*Prompt*: Scan the entries below for the word "name". Copy each line that has it.

*Data section*:
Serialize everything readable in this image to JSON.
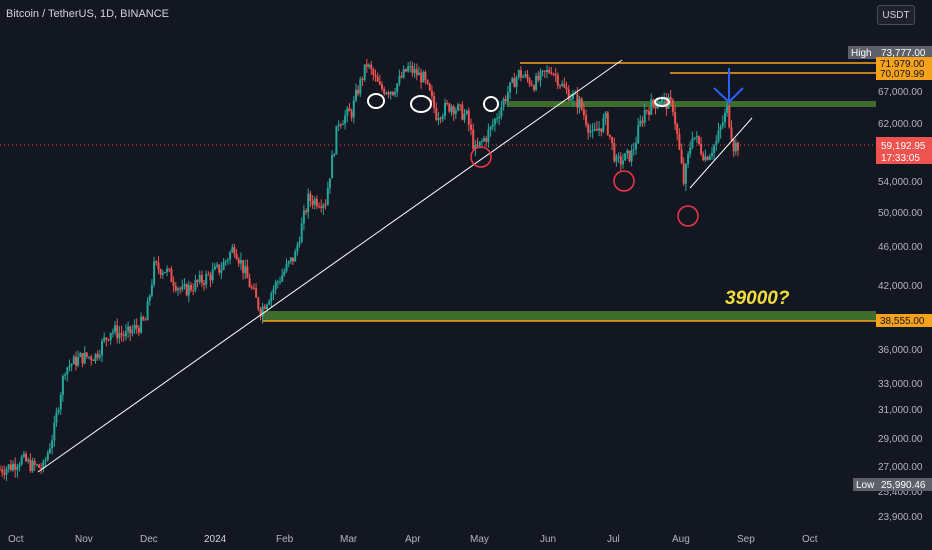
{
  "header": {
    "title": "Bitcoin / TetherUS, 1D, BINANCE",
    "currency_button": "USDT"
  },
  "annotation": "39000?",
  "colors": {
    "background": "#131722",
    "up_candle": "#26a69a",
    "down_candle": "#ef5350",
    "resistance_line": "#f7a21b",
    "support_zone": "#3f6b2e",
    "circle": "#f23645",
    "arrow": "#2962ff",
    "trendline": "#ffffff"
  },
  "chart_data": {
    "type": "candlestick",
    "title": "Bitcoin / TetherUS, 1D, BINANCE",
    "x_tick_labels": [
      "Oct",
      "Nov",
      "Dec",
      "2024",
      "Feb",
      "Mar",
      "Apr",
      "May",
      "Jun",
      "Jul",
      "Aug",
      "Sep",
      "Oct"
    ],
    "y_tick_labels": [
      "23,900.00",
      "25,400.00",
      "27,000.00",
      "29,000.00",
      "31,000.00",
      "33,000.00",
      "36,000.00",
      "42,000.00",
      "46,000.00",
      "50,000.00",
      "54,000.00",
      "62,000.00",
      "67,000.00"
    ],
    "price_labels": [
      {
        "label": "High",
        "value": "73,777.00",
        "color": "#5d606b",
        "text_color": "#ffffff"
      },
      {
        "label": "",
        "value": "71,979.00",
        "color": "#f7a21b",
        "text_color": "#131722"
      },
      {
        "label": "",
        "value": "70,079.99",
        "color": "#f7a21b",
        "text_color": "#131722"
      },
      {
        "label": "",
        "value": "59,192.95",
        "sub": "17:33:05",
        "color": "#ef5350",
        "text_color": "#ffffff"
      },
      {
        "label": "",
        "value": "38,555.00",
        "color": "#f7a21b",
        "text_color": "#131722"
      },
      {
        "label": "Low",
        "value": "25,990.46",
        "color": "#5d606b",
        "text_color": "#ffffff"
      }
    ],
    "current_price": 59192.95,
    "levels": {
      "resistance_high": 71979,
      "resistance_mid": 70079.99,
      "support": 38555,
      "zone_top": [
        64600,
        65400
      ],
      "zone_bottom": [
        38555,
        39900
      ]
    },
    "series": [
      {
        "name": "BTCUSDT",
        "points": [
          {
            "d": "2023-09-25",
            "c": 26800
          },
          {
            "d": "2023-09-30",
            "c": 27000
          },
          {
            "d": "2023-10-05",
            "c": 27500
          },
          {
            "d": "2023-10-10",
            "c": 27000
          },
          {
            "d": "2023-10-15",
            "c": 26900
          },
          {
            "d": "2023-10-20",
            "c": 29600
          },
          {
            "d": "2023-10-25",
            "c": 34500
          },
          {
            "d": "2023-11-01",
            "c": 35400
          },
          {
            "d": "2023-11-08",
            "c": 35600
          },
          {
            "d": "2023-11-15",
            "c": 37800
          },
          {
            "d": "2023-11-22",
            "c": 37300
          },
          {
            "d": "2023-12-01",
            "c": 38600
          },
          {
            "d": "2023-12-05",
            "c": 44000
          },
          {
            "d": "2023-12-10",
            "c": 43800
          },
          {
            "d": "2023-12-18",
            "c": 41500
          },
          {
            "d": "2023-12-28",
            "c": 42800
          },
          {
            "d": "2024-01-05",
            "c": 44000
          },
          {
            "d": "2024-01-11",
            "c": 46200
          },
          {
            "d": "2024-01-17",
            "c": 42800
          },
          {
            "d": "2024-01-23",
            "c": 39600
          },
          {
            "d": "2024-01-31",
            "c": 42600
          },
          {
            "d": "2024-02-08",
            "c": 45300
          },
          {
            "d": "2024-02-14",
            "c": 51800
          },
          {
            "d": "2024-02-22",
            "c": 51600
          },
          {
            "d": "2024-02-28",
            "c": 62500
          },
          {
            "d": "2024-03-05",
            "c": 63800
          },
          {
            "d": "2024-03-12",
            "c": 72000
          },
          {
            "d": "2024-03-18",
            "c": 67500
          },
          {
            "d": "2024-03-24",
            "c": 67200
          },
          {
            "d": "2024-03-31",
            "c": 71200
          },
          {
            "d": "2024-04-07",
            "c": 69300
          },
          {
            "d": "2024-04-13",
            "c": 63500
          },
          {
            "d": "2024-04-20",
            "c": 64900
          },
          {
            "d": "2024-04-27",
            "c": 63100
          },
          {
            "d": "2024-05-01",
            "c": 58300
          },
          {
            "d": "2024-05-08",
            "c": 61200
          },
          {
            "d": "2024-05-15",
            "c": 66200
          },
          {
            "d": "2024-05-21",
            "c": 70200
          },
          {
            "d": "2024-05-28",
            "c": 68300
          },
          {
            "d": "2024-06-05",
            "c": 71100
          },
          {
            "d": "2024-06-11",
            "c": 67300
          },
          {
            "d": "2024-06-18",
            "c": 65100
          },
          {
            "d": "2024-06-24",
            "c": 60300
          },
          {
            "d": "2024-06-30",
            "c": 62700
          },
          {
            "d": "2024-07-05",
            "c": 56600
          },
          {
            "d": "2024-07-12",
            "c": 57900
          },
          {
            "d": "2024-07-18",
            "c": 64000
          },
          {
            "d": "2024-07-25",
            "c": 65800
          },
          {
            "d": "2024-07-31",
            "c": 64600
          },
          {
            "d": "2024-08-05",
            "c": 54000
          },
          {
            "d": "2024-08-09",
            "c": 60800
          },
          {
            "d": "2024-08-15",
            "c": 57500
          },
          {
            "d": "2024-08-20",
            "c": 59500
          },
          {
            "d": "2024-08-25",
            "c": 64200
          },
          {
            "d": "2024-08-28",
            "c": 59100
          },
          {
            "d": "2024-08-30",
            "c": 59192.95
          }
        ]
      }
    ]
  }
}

* * *

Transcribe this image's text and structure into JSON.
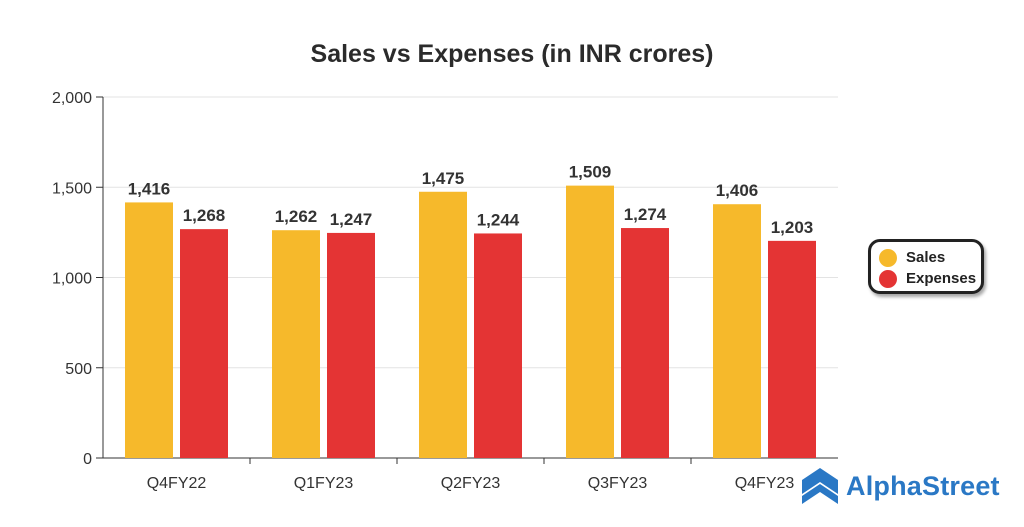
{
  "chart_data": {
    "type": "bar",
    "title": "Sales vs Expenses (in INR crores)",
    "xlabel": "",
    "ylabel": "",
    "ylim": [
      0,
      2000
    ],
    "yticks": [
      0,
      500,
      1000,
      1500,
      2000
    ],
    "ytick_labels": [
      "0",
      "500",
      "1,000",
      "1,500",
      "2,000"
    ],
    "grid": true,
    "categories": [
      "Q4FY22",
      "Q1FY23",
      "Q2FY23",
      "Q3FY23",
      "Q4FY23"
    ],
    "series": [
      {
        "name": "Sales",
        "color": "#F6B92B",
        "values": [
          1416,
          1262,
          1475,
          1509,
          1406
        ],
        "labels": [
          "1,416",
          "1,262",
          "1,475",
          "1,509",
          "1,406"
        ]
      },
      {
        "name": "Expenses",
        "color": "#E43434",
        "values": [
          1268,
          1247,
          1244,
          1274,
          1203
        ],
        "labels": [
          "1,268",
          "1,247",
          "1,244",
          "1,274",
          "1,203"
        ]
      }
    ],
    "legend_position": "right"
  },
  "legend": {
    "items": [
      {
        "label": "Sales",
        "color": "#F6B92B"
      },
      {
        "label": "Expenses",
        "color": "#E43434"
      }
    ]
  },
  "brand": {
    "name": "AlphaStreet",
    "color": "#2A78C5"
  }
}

*Result*:
        "name": "BTCUSDT",
        "name": "Sales",
        "name": "Expenses",
    "name": "AlphaStreet",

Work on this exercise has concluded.